Dataset rows:
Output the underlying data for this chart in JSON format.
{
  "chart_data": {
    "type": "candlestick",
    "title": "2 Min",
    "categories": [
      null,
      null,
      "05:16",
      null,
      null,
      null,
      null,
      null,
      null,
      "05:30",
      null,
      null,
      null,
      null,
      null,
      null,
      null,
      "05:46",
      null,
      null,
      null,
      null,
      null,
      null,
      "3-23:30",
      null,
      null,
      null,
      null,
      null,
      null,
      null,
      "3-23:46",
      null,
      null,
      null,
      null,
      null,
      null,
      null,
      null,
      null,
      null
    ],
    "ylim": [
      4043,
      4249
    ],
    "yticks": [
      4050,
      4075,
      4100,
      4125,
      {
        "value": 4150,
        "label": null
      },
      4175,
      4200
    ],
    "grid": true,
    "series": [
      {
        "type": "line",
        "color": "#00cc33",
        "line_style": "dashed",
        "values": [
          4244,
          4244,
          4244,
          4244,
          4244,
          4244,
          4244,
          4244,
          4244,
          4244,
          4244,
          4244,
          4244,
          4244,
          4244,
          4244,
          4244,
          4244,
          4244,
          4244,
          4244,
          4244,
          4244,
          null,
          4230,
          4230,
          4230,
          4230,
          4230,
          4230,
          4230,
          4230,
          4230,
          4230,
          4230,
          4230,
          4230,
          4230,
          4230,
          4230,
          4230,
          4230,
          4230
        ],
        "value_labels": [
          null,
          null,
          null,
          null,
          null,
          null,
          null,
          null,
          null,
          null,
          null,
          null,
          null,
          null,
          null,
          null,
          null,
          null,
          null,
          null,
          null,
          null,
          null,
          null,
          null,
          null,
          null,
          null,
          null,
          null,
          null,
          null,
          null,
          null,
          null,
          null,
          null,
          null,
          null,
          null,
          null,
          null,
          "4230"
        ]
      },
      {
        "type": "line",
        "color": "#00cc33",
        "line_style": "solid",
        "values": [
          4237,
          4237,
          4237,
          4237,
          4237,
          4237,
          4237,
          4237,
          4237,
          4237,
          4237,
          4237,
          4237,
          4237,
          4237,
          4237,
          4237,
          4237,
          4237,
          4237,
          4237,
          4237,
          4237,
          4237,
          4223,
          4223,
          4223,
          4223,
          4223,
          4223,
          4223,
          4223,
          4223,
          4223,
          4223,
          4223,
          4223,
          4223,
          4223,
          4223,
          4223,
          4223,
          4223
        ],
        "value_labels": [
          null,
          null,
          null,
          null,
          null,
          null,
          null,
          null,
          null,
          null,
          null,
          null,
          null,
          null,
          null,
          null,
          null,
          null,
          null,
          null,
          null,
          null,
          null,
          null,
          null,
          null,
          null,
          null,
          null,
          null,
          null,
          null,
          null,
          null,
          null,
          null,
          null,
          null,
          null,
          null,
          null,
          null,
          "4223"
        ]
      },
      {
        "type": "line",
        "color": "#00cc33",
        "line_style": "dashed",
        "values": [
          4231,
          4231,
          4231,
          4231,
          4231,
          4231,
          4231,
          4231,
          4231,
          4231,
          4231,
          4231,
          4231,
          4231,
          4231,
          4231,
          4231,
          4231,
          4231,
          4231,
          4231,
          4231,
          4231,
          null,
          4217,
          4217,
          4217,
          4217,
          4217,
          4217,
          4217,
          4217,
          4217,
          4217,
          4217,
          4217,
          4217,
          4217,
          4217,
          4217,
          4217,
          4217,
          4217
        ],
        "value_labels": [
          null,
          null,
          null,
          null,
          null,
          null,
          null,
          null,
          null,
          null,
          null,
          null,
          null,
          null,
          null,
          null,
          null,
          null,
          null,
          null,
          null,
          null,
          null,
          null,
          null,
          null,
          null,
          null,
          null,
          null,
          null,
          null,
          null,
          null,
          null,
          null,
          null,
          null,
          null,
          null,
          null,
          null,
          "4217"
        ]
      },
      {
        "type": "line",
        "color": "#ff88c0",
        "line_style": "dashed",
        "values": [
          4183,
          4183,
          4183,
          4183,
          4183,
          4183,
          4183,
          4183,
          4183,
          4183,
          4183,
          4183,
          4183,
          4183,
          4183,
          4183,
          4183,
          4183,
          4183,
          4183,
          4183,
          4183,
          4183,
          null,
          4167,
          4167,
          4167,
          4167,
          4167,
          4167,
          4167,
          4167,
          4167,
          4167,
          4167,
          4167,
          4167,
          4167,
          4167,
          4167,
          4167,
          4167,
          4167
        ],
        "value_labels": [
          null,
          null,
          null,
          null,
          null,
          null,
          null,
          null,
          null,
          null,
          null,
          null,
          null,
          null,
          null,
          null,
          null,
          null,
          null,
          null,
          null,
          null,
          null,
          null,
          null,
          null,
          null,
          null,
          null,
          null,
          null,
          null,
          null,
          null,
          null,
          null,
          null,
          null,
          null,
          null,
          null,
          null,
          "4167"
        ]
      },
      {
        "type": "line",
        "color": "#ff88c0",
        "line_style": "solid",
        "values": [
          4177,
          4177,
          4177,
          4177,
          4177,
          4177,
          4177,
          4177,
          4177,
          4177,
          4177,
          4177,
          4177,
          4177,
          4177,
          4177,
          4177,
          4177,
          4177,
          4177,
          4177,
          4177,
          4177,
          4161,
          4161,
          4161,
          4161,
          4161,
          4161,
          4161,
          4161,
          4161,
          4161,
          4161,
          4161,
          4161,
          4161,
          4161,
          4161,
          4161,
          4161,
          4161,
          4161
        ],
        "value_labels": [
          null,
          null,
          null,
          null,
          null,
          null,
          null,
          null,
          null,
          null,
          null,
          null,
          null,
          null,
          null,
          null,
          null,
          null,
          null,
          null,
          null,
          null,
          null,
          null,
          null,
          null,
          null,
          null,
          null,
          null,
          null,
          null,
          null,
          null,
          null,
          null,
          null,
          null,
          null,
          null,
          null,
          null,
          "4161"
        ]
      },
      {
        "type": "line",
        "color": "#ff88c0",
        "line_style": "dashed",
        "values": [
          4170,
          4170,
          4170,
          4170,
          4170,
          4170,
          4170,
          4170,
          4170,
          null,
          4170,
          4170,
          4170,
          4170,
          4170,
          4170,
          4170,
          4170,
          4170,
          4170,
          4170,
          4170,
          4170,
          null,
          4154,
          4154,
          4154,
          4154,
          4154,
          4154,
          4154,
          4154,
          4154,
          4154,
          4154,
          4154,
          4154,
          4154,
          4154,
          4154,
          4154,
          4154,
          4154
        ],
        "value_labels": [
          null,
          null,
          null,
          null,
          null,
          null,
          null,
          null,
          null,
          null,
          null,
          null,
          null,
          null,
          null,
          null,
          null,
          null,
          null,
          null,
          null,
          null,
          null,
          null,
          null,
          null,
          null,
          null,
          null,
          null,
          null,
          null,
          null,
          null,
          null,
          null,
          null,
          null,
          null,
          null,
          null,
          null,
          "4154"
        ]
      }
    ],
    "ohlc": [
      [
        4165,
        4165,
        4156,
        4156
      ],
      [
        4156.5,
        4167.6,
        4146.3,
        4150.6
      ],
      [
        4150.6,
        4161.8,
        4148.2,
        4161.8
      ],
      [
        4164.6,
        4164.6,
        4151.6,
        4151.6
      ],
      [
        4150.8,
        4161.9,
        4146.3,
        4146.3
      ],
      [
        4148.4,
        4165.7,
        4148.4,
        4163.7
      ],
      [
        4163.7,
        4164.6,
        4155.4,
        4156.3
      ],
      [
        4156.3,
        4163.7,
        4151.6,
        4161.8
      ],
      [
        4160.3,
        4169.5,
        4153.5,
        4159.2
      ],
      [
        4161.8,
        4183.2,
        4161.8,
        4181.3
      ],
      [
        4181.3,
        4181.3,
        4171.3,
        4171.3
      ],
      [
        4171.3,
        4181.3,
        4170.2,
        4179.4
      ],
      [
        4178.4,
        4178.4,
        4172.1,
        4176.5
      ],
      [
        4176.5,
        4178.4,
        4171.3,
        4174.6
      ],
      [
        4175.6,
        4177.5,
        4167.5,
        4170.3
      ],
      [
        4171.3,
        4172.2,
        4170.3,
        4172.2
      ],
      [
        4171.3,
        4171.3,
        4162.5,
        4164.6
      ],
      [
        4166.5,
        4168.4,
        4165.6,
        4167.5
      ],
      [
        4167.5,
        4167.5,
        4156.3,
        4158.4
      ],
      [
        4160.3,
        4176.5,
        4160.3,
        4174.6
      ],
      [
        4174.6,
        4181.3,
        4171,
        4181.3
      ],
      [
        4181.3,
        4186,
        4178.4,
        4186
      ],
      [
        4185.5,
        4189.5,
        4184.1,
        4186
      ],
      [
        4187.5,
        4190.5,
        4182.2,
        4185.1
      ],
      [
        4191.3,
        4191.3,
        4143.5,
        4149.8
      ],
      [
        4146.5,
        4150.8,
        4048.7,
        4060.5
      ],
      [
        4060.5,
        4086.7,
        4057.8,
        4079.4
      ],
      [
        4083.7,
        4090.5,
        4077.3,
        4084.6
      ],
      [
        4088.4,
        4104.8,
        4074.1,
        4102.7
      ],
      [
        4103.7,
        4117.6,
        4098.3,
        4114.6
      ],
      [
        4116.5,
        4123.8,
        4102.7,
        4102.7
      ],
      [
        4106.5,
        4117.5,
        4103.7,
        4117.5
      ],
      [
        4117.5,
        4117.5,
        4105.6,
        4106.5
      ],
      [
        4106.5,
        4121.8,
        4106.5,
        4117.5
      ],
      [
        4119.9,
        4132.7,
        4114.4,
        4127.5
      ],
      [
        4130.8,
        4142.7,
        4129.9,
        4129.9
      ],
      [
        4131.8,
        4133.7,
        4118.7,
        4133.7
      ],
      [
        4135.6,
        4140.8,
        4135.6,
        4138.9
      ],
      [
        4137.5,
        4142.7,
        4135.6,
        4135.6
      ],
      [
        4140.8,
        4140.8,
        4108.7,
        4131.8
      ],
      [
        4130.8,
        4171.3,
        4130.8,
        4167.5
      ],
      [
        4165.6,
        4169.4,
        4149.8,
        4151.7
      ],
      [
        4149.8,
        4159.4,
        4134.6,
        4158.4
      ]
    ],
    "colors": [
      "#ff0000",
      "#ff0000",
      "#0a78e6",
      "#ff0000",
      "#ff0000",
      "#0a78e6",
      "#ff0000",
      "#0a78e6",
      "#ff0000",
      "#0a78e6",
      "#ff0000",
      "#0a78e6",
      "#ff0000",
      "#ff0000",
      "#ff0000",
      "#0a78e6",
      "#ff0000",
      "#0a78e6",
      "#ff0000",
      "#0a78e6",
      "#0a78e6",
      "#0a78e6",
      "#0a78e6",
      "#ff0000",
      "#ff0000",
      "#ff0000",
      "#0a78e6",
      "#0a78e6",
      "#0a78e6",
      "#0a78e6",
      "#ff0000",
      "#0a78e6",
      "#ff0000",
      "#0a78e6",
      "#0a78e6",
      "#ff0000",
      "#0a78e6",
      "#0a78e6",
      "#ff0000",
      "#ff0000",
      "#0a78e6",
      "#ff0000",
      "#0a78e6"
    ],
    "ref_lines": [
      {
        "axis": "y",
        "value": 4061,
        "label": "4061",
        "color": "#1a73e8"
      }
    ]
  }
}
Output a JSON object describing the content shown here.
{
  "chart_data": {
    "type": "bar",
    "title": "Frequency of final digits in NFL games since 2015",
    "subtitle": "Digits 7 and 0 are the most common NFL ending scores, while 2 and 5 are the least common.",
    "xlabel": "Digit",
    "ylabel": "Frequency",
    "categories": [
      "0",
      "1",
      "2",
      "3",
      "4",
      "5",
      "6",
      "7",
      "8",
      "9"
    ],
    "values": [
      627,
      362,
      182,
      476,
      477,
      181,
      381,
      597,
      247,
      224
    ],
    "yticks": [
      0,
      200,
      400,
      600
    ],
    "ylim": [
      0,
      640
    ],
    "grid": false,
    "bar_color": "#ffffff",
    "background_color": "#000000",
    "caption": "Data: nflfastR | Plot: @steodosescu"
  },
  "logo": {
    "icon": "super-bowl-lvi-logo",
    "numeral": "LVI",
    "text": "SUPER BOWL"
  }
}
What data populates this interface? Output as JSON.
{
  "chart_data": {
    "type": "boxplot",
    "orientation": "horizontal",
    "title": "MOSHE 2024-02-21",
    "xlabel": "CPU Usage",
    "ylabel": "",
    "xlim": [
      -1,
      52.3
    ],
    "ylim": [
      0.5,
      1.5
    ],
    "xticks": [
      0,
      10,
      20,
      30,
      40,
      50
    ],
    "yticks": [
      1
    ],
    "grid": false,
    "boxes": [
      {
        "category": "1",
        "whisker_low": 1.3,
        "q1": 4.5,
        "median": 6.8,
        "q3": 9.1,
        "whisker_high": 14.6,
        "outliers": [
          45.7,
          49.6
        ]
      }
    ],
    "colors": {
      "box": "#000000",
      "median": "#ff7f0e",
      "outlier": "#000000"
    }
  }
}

Aim: Scan the listing above and copy all lines containing the word "JSON".

Reply:
Output the underlying data for this chart in JSON format.
Output a JSON object describing the content shown here.
What data populates this interface? Output as JSON.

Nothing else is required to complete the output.